┌──

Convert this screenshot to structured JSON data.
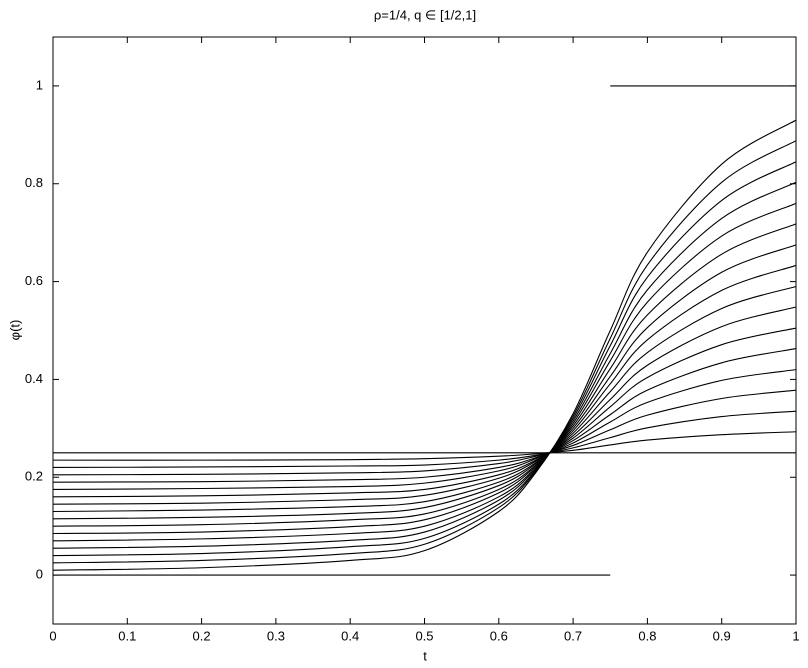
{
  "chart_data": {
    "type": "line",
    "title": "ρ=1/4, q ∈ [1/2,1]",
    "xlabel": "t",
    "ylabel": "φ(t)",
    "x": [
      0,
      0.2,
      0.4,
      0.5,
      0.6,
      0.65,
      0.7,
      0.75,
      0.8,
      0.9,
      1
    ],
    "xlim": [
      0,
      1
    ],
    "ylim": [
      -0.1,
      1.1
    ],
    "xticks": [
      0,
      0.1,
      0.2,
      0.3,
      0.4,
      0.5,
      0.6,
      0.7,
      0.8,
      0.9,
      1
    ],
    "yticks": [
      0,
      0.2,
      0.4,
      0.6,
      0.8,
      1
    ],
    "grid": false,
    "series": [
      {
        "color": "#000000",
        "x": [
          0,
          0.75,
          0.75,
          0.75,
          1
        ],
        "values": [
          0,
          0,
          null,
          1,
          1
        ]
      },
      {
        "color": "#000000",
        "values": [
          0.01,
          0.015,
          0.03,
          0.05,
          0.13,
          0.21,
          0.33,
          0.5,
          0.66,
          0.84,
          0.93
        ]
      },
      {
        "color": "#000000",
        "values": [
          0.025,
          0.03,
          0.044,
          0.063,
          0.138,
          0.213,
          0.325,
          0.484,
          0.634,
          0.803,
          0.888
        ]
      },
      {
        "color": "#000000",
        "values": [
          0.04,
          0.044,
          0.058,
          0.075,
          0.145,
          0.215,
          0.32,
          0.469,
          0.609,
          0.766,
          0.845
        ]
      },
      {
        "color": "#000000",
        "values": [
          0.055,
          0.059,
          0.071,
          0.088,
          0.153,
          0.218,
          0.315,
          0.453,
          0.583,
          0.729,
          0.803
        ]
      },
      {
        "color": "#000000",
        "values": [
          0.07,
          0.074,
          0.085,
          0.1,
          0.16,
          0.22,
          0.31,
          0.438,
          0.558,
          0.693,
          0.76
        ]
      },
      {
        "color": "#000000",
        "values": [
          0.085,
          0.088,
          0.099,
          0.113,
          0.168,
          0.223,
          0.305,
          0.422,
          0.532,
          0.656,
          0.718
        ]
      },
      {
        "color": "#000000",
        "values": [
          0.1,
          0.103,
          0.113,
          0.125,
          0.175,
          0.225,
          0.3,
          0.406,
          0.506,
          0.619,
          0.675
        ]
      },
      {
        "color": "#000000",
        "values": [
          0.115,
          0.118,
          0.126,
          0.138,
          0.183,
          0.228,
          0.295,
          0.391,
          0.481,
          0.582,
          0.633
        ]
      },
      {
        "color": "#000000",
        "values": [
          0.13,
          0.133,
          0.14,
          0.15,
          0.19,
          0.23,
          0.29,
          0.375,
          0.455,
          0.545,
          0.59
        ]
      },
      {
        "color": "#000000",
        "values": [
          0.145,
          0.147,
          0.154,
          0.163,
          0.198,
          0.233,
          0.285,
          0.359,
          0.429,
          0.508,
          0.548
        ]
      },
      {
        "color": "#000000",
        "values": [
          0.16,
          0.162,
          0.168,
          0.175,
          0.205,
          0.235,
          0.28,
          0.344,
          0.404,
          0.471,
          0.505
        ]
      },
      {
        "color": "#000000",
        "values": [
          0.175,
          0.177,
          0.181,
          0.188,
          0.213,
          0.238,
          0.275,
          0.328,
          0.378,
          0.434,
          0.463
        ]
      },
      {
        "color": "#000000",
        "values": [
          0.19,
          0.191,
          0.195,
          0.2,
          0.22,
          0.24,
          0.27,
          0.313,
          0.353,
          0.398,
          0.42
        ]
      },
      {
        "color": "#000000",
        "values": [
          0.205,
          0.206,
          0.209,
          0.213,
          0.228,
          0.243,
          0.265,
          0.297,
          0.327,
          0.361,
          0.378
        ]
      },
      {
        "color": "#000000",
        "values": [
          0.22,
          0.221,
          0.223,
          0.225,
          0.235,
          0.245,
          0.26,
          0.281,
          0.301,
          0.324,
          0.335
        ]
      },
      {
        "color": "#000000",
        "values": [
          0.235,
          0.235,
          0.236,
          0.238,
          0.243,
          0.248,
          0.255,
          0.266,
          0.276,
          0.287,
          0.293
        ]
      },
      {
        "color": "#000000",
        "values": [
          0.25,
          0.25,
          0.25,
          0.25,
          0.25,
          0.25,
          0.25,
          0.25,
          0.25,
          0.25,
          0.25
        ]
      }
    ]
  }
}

└──

WHAT THE TASK REQUIRES> Every record must be copied exactly, with the pictures left out.

THE OUTPUT>
Convert this screenshot to structured JSON data.
{
  "chart_data": {
    "type": "line",
    "title": "ρ=1/4, q ∈ [1/2,1]",
    "xlabel": "t",
    "ylabel": "φ(t)",
    "x": [
      0,
      0.2,
      0.4,
      0.5,
      0.6,
      0.65,
      0.7,
      0.75,
      0.8,
      0.9,
      1
    ],
    "xlim": [
      0,
      1
    ],
    "ylim": [
      -0.1,
      1.1
    ],
    "xticks": [
      0,
      0.1,
      0.2,
      0.3,
      0.4,
      0.5,
      0.6,
      0.7,
      0.8,
      0.9,
      1
    ],
    "yticks": [
      0,
      0.2,
      0.4,
      0.6,
      0.8,
      1
    ],
    "grid": false,
    "series": [
      {
        "color": "#000000",
        "x": [
          0,
          0.75,
          0.75,
          0.75,
          1
        ],
        "values": [
          0,
          0,
          null,
          1,
          1
        ]
      },
      {
        "color": "#000000",
        "values": [
          0.01,
          0.015,
          0.03,
          0.05,
          0.13,
          0.21,
          0.33,
          0.5,
          0.66,
          0.84,
          0.93
        ]
      },
      {
        "color": "#000000",
        "values": [
          0.025,
          0.03,
          0.044,
          0.063,
          0.138,
          0.213,
          0.325,
          0.484,
          0.634,
          0.803,
          0.888
        ]
      },
      {
        "color": "#000000",
        "values": [
          0.04,
          0.044,
          0.058,
          0.075,
          0.145,
          0.215,
          0.32,
          0.469,
          0.609,
          0.766,
          0.845
        ]
      },
      {
        "color": "#000000",
        "values": [
          0.055,
          0.059,
          0.071,
          0.088,
          0.153,
          0.218,
          0.315,
          0.453,
          0.583,
          0.729,
          0.803
        ]
      },
      {
        "color": "#000000",
        "values": [
          0.07,
          0.074,
          0.085,
          0.1,
          0.16,
          0.22,
          0.31,
          0.438,
          0.558,
          0.693,
          0.76
        ]
      },
      {
        "color": "#000000",
        "values": [
          0.085,
          0.088,
          0.099,
          0.113,
          0.168,
          0.223,
          0.305,
          0.422,
          0.532,
          0.656,
          0.718
        ]
      },
      {
        "color": "#000000",
        "values": [
          0.1,
          0.103,
          0.113,
          0.125,
          0.175,
          0.225,
          0.3,
          0.406,
          0.506,
          0.619,
          0.675
        ]
      },
      {
        "color": "#000000",
        "values": [
          0.115,
          0.118,
          0.126,
          0.138,
          0.183,
          0.228,
          0.295,
          0.391,
          0.481,
          0.582,
          0.633
        ]
      },
      {
        "color": "#000000",
        "values": [
          0.13,
          0.133,
          0.14,
          0.15,
          0.19,
          0.23,
          0.29,
          0.375,
          0.455,
          0.545,
          0.59
        ]
      },
      {
        "color": "#000000",
        "values": [
          0.145,
          0.147,
          0.154,
          0.163,
          0.198,
          0.233,
          0.285,
          0.359,
          0.429,
          0.508,
          0.548
        ]
      },
      {
        "color": "#000000",
        "values": [
          0.16,
          0.162,
          0.168,
          0.175,
          0.205,
          0.235,
          0.28,
          0.344,
          0.404,
          0.471,
          0.505
        ]
      },
      {
        "color": "#000000",
        "values": [
          0.175,
          0.177,
          0.181,
          0.188,
          0.213,
          0.238,
          0.275,
          0.328,
          0.378,
          0.434,
          0.463
        ]
      },
      {
        "color": "#000000",
        "values": [
          0.19,
          0.191,
          0.195,
          0.2,
          0.22,
          0.24,
          0.27,
          0.313,
          0.353,
          0.398,
          0.42
        ]
      },
      {
        "color": "#000000",
        "values": [
          0.205,
          0.206,
          0.209,
          0.213,
          0.228,
          0.243,
          0.265,
          0.297,
          0.327,
          0.361,
          0.378
        ]
      },
      {
        "color": "#000000",
        "values": [
          0.22,
          0.221,
          0.223,
          0.225,
          0.235,
          0.245,
          0.26,
          0.281,
          0.301,
          0.324,
          0.335
        ]
      },
      {
        "color": "#000000",
        "values": [
          0.235,
          0.235,
          0.236,
          0.238,
          0.243,
          0.248,
          0.255,
          0.266,
          0.276,
          0.287,
          0.293
        ]
      },
      {
        "color": "#000000",
        "values": [
          0.25,
          0.25,
          0.25,
          0.25,
          0.25,
          0.25,
          0.25,
          0.25,
          0.25,
          0.25,
          0.25
        ]
      }
    ]
  }
}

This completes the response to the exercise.